[Data entries for graphics]

>>>

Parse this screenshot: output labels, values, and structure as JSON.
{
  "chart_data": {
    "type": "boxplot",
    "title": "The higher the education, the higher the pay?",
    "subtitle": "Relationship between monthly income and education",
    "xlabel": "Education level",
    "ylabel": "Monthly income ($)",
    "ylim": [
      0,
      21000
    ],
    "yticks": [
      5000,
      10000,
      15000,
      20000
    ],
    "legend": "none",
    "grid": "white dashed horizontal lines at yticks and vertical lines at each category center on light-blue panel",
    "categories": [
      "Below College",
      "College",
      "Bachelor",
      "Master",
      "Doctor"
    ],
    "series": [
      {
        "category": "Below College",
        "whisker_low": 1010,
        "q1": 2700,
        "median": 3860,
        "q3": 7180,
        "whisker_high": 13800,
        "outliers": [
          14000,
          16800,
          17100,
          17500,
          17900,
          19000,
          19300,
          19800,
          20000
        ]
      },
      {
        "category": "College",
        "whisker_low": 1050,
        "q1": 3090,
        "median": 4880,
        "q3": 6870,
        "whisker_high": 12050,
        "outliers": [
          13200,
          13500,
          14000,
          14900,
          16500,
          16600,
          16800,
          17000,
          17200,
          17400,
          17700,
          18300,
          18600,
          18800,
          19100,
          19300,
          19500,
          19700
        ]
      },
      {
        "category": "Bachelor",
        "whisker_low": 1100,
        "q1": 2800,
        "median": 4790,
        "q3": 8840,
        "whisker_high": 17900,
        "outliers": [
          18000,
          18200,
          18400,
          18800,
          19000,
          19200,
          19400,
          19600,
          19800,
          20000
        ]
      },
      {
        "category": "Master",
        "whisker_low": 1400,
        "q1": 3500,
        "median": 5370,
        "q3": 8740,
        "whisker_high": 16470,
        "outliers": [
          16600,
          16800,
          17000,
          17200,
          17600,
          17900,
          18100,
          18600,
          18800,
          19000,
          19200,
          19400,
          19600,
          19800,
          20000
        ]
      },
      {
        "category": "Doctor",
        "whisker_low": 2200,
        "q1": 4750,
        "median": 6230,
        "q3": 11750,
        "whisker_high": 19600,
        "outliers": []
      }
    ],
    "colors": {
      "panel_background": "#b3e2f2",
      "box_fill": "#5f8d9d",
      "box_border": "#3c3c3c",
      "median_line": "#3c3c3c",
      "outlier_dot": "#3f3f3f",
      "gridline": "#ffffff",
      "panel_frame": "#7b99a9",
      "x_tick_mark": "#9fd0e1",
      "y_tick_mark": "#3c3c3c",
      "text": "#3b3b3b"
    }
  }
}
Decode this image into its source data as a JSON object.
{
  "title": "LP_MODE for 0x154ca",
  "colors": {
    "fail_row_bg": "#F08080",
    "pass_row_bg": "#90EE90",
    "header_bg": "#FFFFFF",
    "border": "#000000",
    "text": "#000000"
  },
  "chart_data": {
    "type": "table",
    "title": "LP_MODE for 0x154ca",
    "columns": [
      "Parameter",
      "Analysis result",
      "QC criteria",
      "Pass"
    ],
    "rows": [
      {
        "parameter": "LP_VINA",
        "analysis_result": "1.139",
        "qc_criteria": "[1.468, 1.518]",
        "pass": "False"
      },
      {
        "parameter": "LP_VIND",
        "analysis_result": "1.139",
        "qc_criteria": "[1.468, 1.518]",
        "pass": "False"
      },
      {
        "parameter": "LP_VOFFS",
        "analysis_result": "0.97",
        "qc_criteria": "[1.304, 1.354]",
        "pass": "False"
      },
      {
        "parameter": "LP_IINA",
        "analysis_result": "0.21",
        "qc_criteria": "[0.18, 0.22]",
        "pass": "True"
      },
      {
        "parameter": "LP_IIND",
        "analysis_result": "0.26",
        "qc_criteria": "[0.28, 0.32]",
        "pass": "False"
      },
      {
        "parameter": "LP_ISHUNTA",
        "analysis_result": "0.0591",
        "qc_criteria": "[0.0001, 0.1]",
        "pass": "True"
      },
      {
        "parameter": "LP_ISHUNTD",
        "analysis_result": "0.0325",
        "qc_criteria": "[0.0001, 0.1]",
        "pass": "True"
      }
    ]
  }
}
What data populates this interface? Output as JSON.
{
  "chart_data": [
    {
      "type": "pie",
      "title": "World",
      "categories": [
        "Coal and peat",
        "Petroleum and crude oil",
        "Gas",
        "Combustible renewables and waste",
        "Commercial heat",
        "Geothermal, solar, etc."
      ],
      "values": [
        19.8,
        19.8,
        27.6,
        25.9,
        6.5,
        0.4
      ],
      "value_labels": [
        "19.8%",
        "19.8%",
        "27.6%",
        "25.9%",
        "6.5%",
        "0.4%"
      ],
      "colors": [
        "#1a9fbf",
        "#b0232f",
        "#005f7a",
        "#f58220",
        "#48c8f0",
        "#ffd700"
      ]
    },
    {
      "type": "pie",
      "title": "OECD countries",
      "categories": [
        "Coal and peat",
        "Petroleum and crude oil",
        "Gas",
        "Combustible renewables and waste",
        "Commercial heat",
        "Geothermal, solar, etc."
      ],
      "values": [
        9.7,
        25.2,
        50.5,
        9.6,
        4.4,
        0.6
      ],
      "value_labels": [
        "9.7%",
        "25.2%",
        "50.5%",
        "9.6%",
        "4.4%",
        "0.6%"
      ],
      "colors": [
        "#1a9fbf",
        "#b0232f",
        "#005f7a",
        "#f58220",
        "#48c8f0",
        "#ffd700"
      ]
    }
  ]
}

<<<

=== WORK REQUIRED ===
Output all records verbatim.

=== EXERCISE SOLUTION ===
Parse this screenshot: output labels, values, and structure as JSON.
{
  "chart_data": {
    "type": "boxplot",
    "title": "The higher the education, the higher the pay?",
    "subtitle": "Relationship between monthly income and education",
    "xlabel": "Education level",
    "ylabel": "Monthly income ($)",
    "ylim": [
      0,
      21000
    ],
    "yticks": [
      5000,
      10000,
      15000,
      20000
    ],
    "legend": "none",
    "grid": "white dashed horizontal lines at yticks and vertical lines at each category center on light-blue panel",
    "categories": [
      "Below College",
      "College",
      "Bachelor",
      "Master",
      "Doctor"
    ],
    "series": [
      {
        "category": "Below College",
        "whisker_low": 1010,
        "q1": 2700,
        "median": 3860,
        "q3": 7180,
        "whisker_high": 13800,
        "outliers": [
          14000,
          16800,
          17100,
          17500,
          17900,
          19000,
          19300,
          19800,
          20000
        ]
      },
      {
        "category": "College",
        "whisker_low": 1050,
        "q1": 3090,
        "median": 4880,
        "q3": 6870,
        "whisker_high": 12050,
        "outliers": [
          13200,
          13500,
          14000,
          14900,
          16500,
          16600,
          16800,
          17000,
          17200,
          17400,
          17700,
          18300,
          18600,
          18800,
          19100,
          19300,
          19500,
          19700
        ]
      },
      {
        "category": "Bachelor",
        "whisker_low": 1100,
        "q1": 2800,
        "median": 4790,
        "q3": 8840,
        "whisker_high": 17900,
        "outliers": [
          18000,
          18200,
          18400,
          18800,
          19000,
          19200,
          19400,
          19600,
          19800,
          20000
        ]
      },
      {
        "category": "Master",
        "whisker_low": 1400,
        "q1": 3500,
        "median": 5370,
        "q3": 8740,
        "whisker_high": 16470,
        "outliers": [
          16600,
          16800,
          17000,
          17200,
          17600,
          17900,
          18100,
          18600,
          18800,
          19000,
          19200,
          19400,
          19600,
          19800,
          20000
        ]
      },
      {
        "category": "Doctor",
        "whisker_low": 2200,
        "q1": 4750,
        "median": 6230,
        "q3": 11750,
        "whisker_high": 19600,
        "outliers": []
      }
    ],
    "colors": {
      "panel_background": "#b3e2f2",
      "box_fill": "#5f8d9d",
      "box_border": "#3c3c3c",
      "median_line": "#3c3c3c",
      "outlier_dot": "#3f3f3f",
      "gridline": "#ffffff",
      "panel_frame": "#7b99a9",
      "x_tick_mark": "#9fd0e1",
      "y_tick_mark": "#3c3c3c",
      "text": "#3b3b3b"
    }
  }
}
Decode this image into its source data as a JSON object.
{
  "title": "LP_MODE for 0x154ca",
  "colors": {
    "fail_row_bg": "#F08080",
    "pass_row_bg": "#90EE90",
    "header_bg": "#FFFFFF",
    "border": "#000000",
    "text": "#000000"
  },
  "chart_data": {
    "type": "table",
    "title": "LP_MODE for 0x154ca",
    "columns": [
      "Parameter",
      "Analysis result",
      "QC criteria",
      "Pass"
    ],
    "rows": [
      {
        "parameter": "LP_VINA",
        "analysis_result": "1.139",
        "qc_criteria": "[1.468, 1.518]",
        "pass": "False"
      },
      {
        "parameter": "LP_VIND",
        "analysis_result": "1.139",
        "qc_criteria": "[1.468, 1.518]",
        "pass": "False"
      },
      {
        "parameter": "LP_VOFFS",
        "analysis_result": "0.97",
        "qc_criteria": "[1.304, 1.354]",
        "pass": "False"
      },
      {
        "parameter": "LP_IINA",
        "analysis_result": "0.21",
        "qc_criteria": "[0.18, 0.22]",
        "pass": "True"
      },
      {
        "parameter": "LP_IIND",
        "analysis_result": "0.26",
        "qc_criteria": "[0.28, 0.32]",
        "pass": "False"
      },
      {
        "parameter": "LP_ISHUNTA",
        "analysis_result": "0.0591",
        "qc_criteria": "[0.0001, 0.1]",
        "pass": "True"
      },
      {
        "parameter": "LP_ISHUNTD",
        "analysis_result": "0.0325",
        "qc_criteria": "[0.0001, 0.1]",
        "pass": "True"
      }
    ]
  }
}
What data populates this interface? Output as JSON.
{
  "chart_data": [
    {
      "type": "pie",
      "title": "World",
      "categories": [
        "Coal and peat",
        "Petroleum and crude oil",
        "Gas",
        "Combustible renewables and waste",
        "Commercial heat",
        "Geothermal, solar, etc."
      ],
      "values": [
        19.8,
        19.8,
        27.6,
        25.9,
        6.5,
        0.4
      ],
      "value_labels": [
        "19.8%",
        "19.8%",
        "27.6%",
        "25.9%",
        "6.5%",
        "0.4%"
      ],
      "colors": [
        "#1a9fbf",
        "#b0232f",
        "#005f7a",
        "#f58220",
        "#48c8f0",
        "#ffd700"
      ]
    },
    {
      "type": "pie",
      "title": "OECD countries",
      "categories": [
        "Coal and peat",
        "Petroleum and crude oil",
        "Gas",
        "Combustible renewables and waste",
        "Commercial heat",
        "Geothermal, solar, etc."
      ],
      "values": [
        9.7,
        25.2,
        50.5,
        9.6,
        4.4,
        0.6
      ],
      "value_labels": [
        "9.7%",
        "25.2%",
        "50.5%",
        "9.6%",
        "4.4%",
        "0.6%"
      ],
      "colors": [
        "#1a9fbf",
        "#b0232f",
        "#005f7a",
        "#f58220",
        "#48c8f0",
        "#ffd700"
      ]
    }
  ]
}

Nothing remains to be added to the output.